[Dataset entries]
==============================

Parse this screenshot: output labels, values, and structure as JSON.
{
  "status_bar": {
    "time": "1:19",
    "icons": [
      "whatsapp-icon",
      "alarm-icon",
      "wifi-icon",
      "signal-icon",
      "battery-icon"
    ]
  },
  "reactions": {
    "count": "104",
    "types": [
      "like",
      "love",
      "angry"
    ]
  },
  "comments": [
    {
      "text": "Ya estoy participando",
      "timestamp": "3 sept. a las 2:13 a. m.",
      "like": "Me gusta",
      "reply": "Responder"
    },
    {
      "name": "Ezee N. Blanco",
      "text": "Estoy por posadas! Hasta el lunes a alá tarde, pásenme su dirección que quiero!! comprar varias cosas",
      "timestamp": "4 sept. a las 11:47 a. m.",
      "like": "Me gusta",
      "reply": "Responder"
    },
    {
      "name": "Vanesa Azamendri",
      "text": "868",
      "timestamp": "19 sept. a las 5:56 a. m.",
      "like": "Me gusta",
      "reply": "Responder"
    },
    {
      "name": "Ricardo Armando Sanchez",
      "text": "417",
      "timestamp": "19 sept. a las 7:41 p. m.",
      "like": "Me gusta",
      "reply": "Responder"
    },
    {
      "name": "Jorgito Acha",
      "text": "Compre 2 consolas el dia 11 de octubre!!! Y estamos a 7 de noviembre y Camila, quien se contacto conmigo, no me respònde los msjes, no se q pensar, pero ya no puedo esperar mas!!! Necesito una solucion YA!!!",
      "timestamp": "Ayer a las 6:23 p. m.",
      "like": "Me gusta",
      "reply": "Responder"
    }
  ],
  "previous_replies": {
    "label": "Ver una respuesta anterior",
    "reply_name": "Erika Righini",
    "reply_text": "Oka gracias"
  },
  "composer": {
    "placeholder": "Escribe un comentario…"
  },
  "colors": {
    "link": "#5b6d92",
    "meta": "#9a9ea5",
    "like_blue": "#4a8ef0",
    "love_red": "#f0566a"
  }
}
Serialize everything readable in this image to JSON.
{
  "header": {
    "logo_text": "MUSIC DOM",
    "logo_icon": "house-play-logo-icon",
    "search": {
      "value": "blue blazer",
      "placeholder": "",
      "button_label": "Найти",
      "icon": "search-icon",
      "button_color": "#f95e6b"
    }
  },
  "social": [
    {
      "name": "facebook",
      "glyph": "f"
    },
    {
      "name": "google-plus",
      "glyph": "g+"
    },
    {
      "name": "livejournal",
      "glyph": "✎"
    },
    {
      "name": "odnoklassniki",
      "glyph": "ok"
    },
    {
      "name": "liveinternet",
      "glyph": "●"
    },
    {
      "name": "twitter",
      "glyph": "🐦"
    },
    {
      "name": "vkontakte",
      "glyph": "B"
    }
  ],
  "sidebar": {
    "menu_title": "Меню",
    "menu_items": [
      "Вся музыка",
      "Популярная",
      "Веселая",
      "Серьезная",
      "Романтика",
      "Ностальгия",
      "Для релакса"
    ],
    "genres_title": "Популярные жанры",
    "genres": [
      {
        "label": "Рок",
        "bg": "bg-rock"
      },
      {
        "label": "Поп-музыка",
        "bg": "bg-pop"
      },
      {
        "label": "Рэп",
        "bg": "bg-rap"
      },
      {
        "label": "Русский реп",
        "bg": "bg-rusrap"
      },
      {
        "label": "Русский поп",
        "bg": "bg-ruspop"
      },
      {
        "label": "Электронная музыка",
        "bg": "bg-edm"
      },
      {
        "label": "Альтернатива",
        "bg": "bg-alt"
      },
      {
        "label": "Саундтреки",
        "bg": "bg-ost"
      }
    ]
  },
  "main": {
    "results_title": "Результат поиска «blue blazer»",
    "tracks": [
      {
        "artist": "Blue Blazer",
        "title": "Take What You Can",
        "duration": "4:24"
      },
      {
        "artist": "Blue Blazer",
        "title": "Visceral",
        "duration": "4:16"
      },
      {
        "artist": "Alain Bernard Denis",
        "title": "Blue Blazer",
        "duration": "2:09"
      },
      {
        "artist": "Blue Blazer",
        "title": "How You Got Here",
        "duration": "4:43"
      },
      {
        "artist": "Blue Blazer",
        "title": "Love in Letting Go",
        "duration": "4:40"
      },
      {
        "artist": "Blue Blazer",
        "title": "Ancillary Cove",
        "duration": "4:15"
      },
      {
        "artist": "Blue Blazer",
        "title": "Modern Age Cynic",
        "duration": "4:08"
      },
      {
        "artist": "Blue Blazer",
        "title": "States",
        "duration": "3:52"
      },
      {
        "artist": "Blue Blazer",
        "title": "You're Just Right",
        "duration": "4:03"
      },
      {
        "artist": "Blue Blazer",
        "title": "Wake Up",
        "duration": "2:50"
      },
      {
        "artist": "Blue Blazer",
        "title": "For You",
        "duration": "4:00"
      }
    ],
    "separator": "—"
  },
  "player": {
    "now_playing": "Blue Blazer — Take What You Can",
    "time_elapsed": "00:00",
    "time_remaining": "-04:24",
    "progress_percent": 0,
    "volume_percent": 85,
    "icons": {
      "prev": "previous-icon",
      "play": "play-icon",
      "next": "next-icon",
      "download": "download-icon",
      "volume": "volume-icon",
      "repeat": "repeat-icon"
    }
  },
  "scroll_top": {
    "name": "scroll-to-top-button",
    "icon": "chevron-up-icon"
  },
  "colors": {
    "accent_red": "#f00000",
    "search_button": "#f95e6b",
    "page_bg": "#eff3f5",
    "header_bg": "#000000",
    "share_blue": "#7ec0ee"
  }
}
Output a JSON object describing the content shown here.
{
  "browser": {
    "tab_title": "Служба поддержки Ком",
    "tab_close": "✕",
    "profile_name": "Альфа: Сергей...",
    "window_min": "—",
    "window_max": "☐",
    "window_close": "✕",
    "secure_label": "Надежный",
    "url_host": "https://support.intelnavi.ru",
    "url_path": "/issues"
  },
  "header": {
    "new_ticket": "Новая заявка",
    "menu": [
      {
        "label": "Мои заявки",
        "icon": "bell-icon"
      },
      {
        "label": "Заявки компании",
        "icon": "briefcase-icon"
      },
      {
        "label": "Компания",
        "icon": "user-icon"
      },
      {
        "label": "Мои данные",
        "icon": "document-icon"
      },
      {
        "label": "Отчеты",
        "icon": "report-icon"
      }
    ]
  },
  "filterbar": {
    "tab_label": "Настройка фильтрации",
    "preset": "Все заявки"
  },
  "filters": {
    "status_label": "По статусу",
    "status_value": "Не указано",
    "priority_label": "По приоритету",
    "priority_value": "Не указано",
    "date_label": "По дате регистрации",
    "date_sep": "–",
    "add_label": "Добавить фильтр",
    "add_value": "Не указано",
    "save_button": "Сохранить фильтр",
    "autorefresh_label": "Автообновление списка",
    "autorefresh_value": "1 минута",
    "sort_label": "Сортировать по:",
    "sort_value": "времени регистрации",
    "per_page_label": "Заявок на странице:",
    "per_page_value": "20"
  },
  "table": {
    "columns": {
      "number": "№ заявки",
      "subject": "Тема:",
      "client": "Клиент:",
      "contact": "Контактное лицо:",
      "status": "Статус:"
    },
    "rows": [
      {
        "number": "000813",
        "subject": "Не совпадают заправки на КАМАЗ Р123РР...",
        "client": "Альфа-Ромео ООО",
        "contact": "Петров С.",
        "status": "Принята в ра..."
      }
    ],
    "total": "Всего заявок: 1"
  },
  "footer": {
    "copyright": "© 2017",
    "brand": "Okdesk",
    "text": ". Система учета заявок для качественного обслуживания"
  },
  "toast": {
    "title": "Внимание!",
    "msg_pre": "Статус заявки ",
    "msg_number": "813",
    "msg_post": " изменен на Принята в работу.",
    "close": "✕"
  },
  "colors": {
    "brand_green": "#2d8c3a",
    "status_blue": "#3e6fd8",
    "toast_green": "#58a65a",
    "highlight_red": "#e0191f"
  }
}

==============================

■ **Exercise brief**: Repeat the records above exactly, leaving none out.

■ **Solution to this exercise**:
Parse this screenshot: output labels, values, and structure as JSON.
{
  "status_bar": {
    "time": "1:19",
    "icons": [
      "whatsapp-icon",
      "alarm-icon",
      "wifi-icon",
      "signal-icon",
      "battery-icon"
    ]
  },
  "reactions": {
    "count": "104",
    "types": [
      "like",
      "love",
      "angry"
    ]
  },
  "comments": [
    {
      "text": "Ya estoy participando",
      "timestamp": "3 sept. a las 2:13 a. m.",
      "like": "Me gusta",
      "reply": "Responder"
    },
    {
      "name": "Ezee N. Blanco",
      "text": "Estoy por posadas! Hasta el lunes a alá tarde, pásenme su dirección que quiero!! comprar varias cosas",
      "timestamp": "4 sept. a las 11:47 a. m.",
      "like": "Me gusta",
      "reply": "Responder"
    },
    {
      "name": "Vanesa Azamendri",
      "text": "868",
      "timestamp": "19 sept. a las 5:56 a. m.",
      "like": "Me gusta",
      "reply": "Responder"
    },
    {
      "name": "Ricardo Armando Sanchez",
      "text": "417",
      "timestamp": "19 sept. a las 7:41 p. m.",
      "like": "Me gusta",
      "reply": "Responder"
    },
    {
      "name": "Jorgito Acha",
      "text": "Compre 2 consolas el dia 11 de octubre!!! Y estamos a 7 de noviembre y Camila, quien se contacto conmigo, no me respònde los msjes, no se q pensar, pero ya no puedo esperar mas!!! Necesito una solucion YA!!!",
      "timestamp": "Ayer a las 6:23 p. m.",
      "like": "Me gusta",
      "reply": "Responder"
    }
  ],
  "previous_replies": {
    "label": "Ver una respuesta anterior",
    "reply_name": "Erika Righini",
    "reply_text": "Oka gracias"
  },
  "composer": {
    "placeholder": "Escribe un comentario…"
  },
  "colors": {
    "link": "#5b6d92",
    "meta": "#9a9ea5",
    "like_blue": "#4a8ef0",
    "love_red": "#f0566a"
  }
}
Serialize everything readable in this image to JSON.
{
  "header": {
    "logo_text": "MUSIC DOM",
    "logo_icon": "house-play-logo-icon",
    "search": {
      "value": "blue blazer",
      "placeholder": "",
      "button_label": "Найти",
      "icon": "search-icon",
      "button_color": "#f95e6b"
    }
  },
  "social": [
    {
      "name": "facebook",
      "glyph": "f"
    },
    {
      "name": "google-plus",
      "glyph": "g+"
    },
    {
      "name": "livejournal",
      "glyph": "✎"
    },
    {
      "name": "odnoklassniki",
      "glyph": "ok"
    },
    {
      "name": "liveinternet",
      "glyph": "●"
    },
    {
      "name": "twitter",
      "glyph": "🐦"
    },
    {
      "name": "vkontakte",
      "glyph": "B"
    }
  ],
  "sidebar": {
    "menu_title": "Меню",
    "menu_items": [
      "Вся музыка",
      "Популярная",
      "Веселая",
      "Серьезная",
      "Романтика",
      "Ностальгия",
      "Для релакса"
    ],
    "genres_title": "Популярные жанры",
    "genres": [
      {
        "label": "Рок",
        "bg": "bg-rock"
      },
      {
        "label": "Поп-музыка",
        "bg": "bg-pop"
      },
      {
        "label": "Рэп",
        "bg": "bg-rap"
      },
      {
        "label": "Русский реп",
        "bg": "bg-rusrap"
      },
      {
        "label": "Русский поп",
        "bg": "bg-ruspop"
      },
      {
        "label": "Электронная музыка",
        "bg": "bg-edm"
      },
      {
        "label": "Альтернатива",
        "bg": "bg-alt"
      },
      {
        "label": "Саундтреки",
        "bg": "bg-ost"
      }
    ]
  },
  "main": {
    "results_title": "Результат поиска «blue blazer»",
    "tracks": [
      {
        "artist": "Blue Blazer",
        "title": "Take What You Can",
        "duration": "4:24"
      },
      {
        "artist": "Blue Blazer",
        "title": "Visceral",
        "duration": "4:16"
      },
      {
        "artist": "Alain Bernard Denis",
        "title": "Blue Blazer",
        "duration": "2:09"
      },
      {
        "artist": "Blue Blazer",
        "title": "How You Got Here",
        "duration": "4:43"
      },
      {
        "artist": "Blue Blazer",
        "title": "Love in Letting Go",
        "duration": "4:40"
      },
      {
        "artist": "Blue Blazer",
        "title": "Ancillary Cove",
        "duration": "4:15"
      },
      {
        "artist": "Blue Blazer",
        "title": "Modern Age Cynic",
        "duration": "4:08"
      },
      {
        "artist": "Blue Blazer",
        "title": "States",
        "duration": "3:52"
      },
      {
        "artist": "Blue Blazer",
        "title": "You're Just Right",
        "duration": "4:03"
      },
      {
        "artist": "Blue Blazer",
        "title": "Wake Up",
        "duration": "2:50"
      },
      {
        "artist": "Blue Blazer",
        "title": "For You",
        "duration": "4:00"
      }
    ],
    "separator": "—"
  },
  "player": {
    "now_playing": "Blue Blazer — Take What You Can",
    "time_elapsed": "00:00",
    "time_remaining": "-04:24",
    "progress_percent": 0,
    "volume_percent": 85,
    "icons": {
      "prev": "previous-icon",
      "play": "play-icon",
      "next": "next-icon",
      "download": "download-icon",
      "volume": "volume-icon",
      "repeat": "repeat-icon"
    }
  },
  "scroll_top": {
    "name": "scroll-to-top-button",
    "icon": "chevron-up-icon"
  },
  "colors": {
    "accent_red": "#f00000",
    "search_button": "#f95e6b",
    "page_bg": "#eff3f5",
    "header_bg": "#000000",
    "share_blue": "#7ec0ee"
  }
}
Output a JSON object describing the content shown here.
{
  "browser": {
    "tab_title": "Служба поддержки Ком",
    "tab_close": "✕",
    "profile_name": "Альфа: Сергей...",
    "window_min": "—",
    "window_max": "☐",
    "window_close": "✕",
    "secure_label": "Надежный",
    "url_host": "https://support.intelnavi.ru",
    "url_path": "/issues"
  },
  "header": {
    "new_ticket": "Новая заявка",
    "menu": [
      {
        "label": "Мои заявки",
        "icon": "bell-icon"
      },
      {
        "label": "Заявки компании",
        "icon": "briefcase-icon"
      },
      {
        "label": "Компания",
        "icon": "user-icon"
      },
      {
        "label": "Мои данные",
        "icon": "document-icon"
      },
      {
        "label": "Отчеты",
        "icon": "report-icon"
      }
    ]
  },
  "filterbar": {
    "tab_label": "Настройка фильтрации",
    "preset": "Все заявки"
  },
  "filters": {
    "status_label": "По статусу",
    "status_value": "Не указано",
    "priority_label": "По приоритету",
    "priority_value": "Не указано",
    "date_label": "По дате регистрации",
    "date_sep": "–",
    "add_label": "Добавить фильтр",
    "add_value": "Не указано",
    "save_button": "Сохранить фильтр",
    "autorefresh_label": "Автообновление списка",
    "autorefresh_value": "1 минута",
    "sort_label": "Сортировать по:",
    "sort_value": "времени регистрации",
    "per_page_label": "Заявок на странице:",
    "per_page_value": "20"
  },
  "table": {
    "columns": {
      "number": "№ заявки",
      "subject": "Тема:",
      "client": "Клиент:",
      "contact": "Контактное лицо:",
      "status": "Статус:"
    },
    "rows": [
      {
        "number": "000813",
        "subject": "Не совпадают заправки на КАМАЗ Р123РР...",
        "client": "Альфа-Ромео ООО",
        "contact": "Петров С.",
        "status": "Принята в ра..."
      }
    ],
    "total": "Всего заявок: 1"
  },
  "footer": {
    "copyright": "© 2017",
    "brand": "Okdesk",
    "text": ". Система учета заявок для качественного обслуживания"
  },
  "toast": {
    "title": "Внимание!",
    "msg_pre": "Статус заявки ",
    "msg_number": "813",
    "msg_post": " изменен на Принята в работу.",
    "close": "✕"
  },
  "colors": {
    "brand_green": "#2d8c3a",
    "status_blue": "#3e6fd8",
    "toast_green": "#58a65a",
    "highlight_red": "#e0191f"
  }
}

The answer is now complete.